[OBJECTIVE]:
Select every line holding the word "demo" and copy it.
----
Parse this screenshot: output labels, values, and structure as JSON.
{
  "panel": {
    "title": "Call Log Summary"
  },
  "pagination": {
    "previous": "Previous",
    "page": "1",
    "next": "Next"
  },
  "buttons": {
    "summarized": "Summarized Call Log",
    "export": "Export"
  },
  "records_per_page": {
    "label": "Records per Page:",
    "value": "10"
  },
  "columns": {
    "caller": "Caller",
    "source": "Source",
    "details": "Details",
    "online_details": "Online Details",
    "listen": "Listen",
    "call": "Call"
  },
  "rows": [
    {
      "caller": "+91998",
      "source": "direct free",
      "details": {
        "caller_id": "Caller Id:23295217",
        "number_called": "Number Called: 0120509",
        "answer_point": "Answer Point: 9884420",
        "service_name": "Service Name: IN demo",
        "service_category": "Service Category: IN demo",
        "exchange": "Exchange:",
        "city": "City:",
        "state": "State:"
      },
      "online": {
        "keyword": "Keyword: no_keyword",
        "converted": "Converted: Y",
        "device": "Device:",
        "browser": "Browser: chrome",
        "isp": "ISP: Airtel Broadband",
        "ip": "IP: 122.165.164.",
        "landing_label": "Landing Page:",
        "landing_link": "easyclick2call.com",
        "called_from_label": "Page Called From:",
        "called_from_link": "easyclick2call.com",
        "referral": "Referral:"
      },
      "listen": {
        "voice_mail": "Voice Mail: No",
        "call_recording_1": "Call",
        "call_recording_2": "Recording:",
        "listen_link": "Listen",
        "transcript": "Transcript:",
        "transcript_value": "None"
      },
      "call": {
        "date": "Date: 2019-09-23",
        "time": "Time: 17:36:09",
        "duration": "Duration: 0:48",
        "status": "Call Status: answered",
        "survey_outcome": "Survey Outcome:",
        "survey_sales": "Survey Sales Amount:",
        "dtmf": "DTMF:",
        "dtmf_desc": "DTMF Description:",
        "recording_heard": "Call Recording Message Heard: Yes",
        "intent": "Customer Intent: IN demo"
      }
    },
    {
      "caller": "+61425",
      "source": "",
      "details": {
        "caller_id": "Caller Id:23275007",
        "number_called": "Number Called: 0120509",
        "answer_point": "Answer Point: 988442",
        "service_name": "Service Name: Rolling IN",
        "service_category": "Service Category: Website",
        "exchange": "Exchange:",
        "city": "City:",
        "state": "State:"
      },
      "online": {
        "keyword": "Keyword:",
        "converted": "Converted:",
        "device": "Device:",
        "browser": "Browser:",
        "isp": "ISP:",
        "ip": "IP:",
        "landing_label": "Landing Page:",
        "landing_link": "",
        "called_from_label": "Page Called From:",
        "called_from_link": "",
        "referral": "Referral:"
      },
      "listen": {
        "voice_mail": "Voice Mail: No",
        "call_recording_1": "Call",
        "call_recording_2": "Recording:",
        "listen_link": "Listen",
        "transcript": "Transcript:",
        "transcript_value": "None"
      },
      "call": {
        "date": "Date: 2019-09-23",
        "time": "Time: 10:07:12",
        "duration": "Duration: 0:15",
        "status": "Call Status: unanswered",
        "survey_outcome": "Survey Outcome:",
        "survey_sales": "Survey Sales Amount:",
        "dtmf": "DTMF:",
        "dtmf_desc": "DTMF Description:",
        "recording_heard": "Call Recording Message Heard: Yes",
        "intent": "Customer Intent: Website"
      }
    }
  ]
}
----
[ANSWER TO THE EXERCISE]:
        "service_name": "Service Name: IN demo",
        "service_category": "Service Category: IN demo",
        "intent": "Customer Intent: IN demo"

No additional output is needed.